(EXERCISE GOAL): Everything in the listing except the pictures should be written out exactly.

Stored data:
+ + + + + + +
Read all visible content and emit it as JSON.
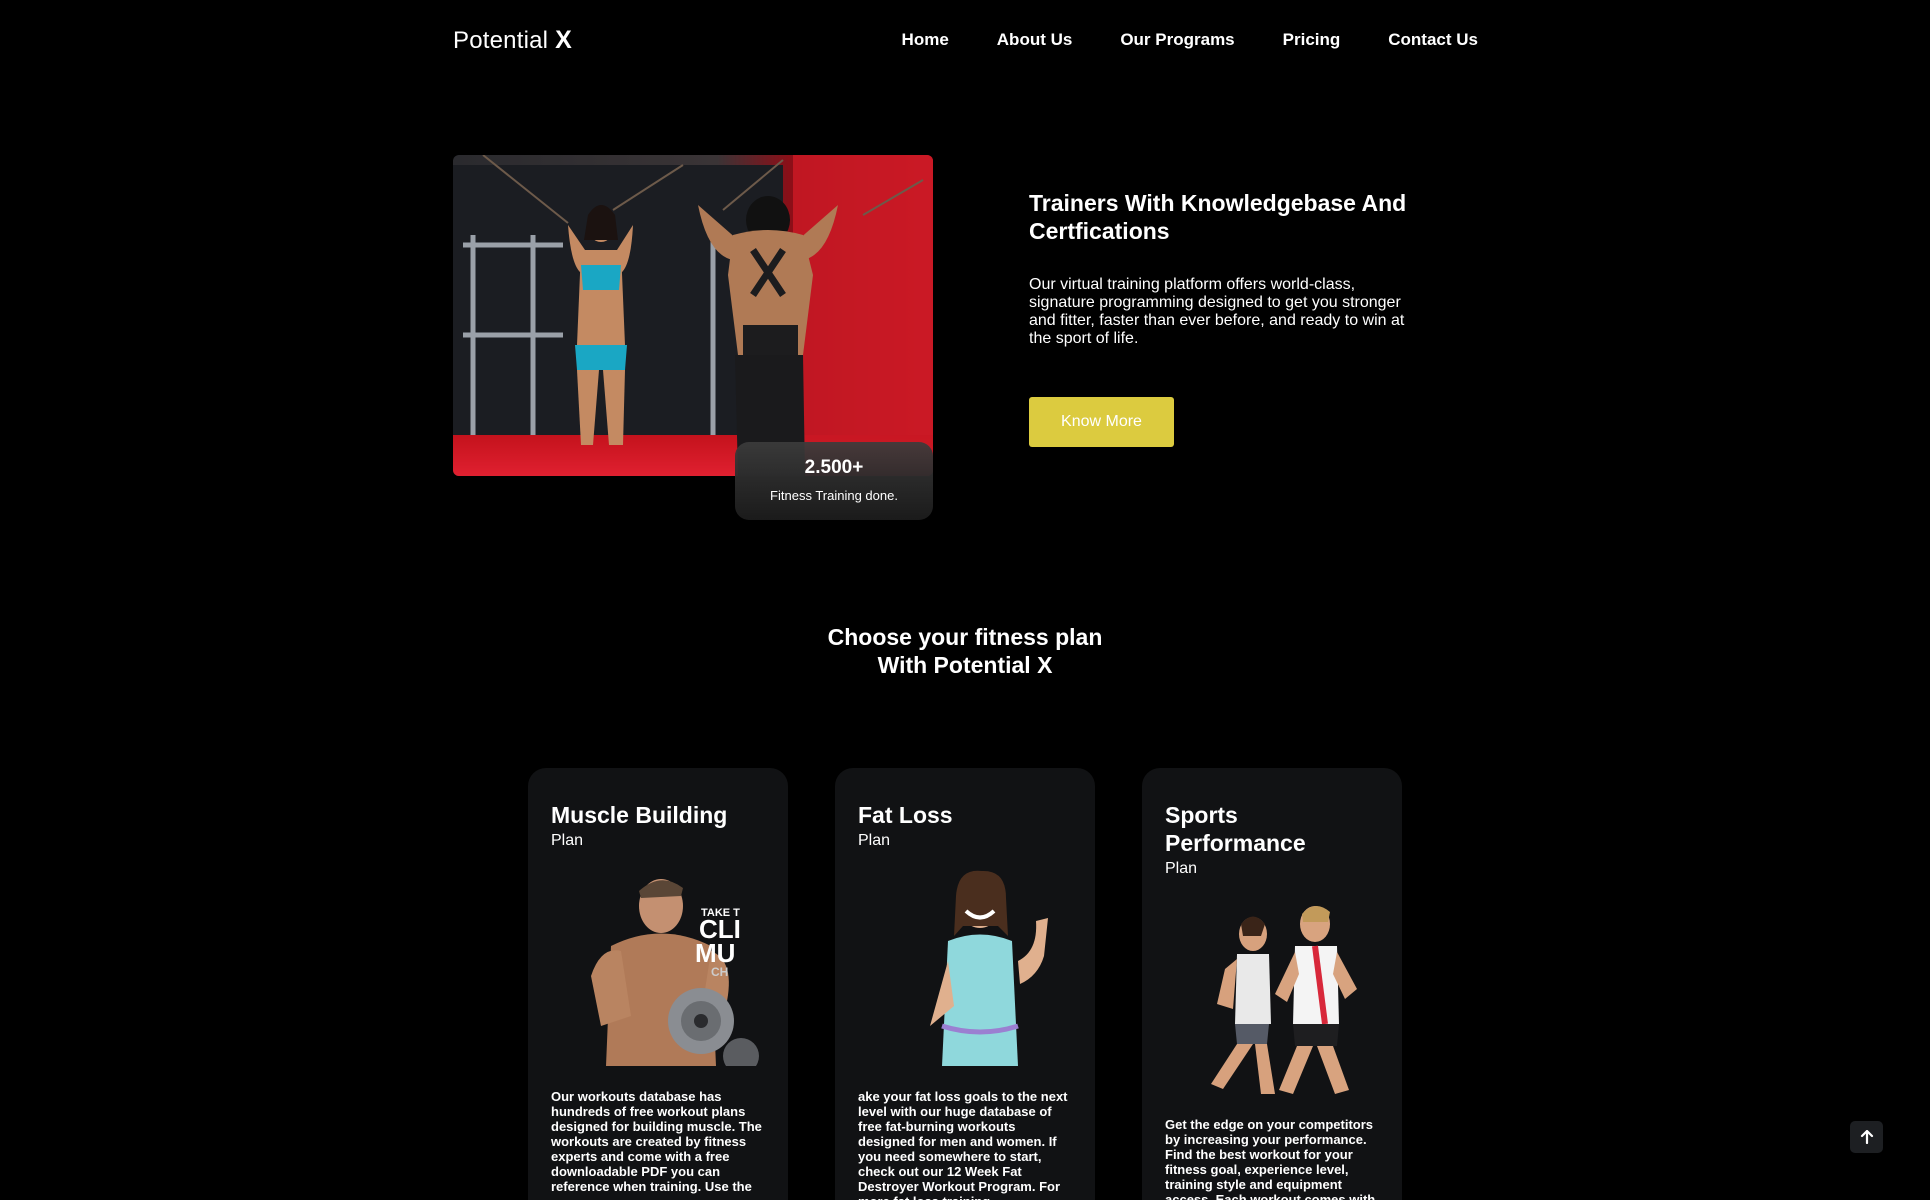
{
  "brand": {
    "name": "Potential",
    "mark": "X"
  },
  "nav": {
    "items": [
      "Home",
      "About Us",
      "Our Programs",
      "Pricing",
      "Contact Us"
    ]
  },
  "hero": {
    "title": "Trainers With Knowledgebase And Certfications",
    "description": "Our virtual training platform offers world-class, signature programming designed to get you stronger and fitter, faster than ever before, and ready to win at the sport of life.",
    "button": "Know More",
    "stat": {
      "value": "2.500+",
      "label": "Fitness Training done."
    },
    "image_alt": "Two female athletes training at cable machine"
  },
  "plans_section": {
    "title_line1": "Choose your fitness plan",
    "title_line2": "With Potential X"
  },
  "plans": [
    {
      "title": "Muscle Building",
      "subtitle": "Plan",
      "text": "Our workouts database has hundreds of free workout plans designed for building muscle. The workouts are created by fitness experts and come with a free downloadable PDF you can reference when training. Use the"
    },
    {
      "title": "Fat Loss",
      "subtitle": "Plan",
      "text": "ake your fat loss goals to the next level with our huge database of free fat-burning workouts designed for men and women. If you need somewhere to start, check out our 12 Week Fat Destroyer Workout Program. For more fat loss training"
    },
    {
      "title": "Sports Performance",
      "subtitle": "Plan",
      "text": "Get the edge on your competitors by increasing your performance. Find the best workout for your fitness goal, experience level, training style and equipment access. Each workout comes with a free"
    }
  ],
  "colors": {
    "accent": "#dccb3f",
    "card_bg": "#111214",
    "background": "#000000"
  },
  "icons": {
    "scroll_top": "arrow-up-icon"
  }
}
+ + + + + + +
(ANSWER TO THE PROBLEM):
Read all visible content and emit it as JSON.
{
  "brand": {
    "name": "Potential",
    "mark": "X"
  },
  "nav": {
    "items": [
      "Home",
      "About Us",
      "Our Programs",
      "Pricing",
      "Contact Us"
    ]
  },
  "hero": {
    "title": "Trainers With Knowledgebase And Certfications",
    "description": "Our virtual training platform offers world-class, signature programming designed to get you stronger and fitter, faster than ever before, and ready to win at the sport of life.",
    "button": "Know More",
    "stat": {
      "value": "2.500+",
      "label": "Fitness Training done."
    },
    "image_alt": "Two female athletes training at cable machine"
  },
  "plans_section": {
    "title_line1": "Choose your fitness plan",
    "title_line2": "With Potential X"
  },
  "plans": [
    {
      "title": "Muscle Building",
      "subtitle": "Plan",
      "text": "Our workouts database has hundreds of free workout plans designed for building muscle. The workouts are created by fitness experts and come with a free downloadable PDF you can reference when training. Use the"
    },
    {
      "title": "Fat Loss",
      "subtitle": "Plan",
      "text": "ake your fat loss goals to the next level with our huge database of free fat-burning workouts designed for men and women. If you need somewhere to start, check out our 12 Week Fat Destroyer Workout Program. For more fat loss training"
    },
    {
      "title": "Sports Performance",
      "subtitle": "Plan",
      "text": "Get the edge on your competitors by increasing your performance. Find the best workout for your fitness goal, experience level, training style and equipment access. Each workout comes with a free"
    }
  ],
  "colors": {
    "accent": "#dccb3f",
    "card_bg": "#111214",
    "background": "#000000"
  },
  "icons": {
    "scroll_top": "arrow-up-icon"
  }
}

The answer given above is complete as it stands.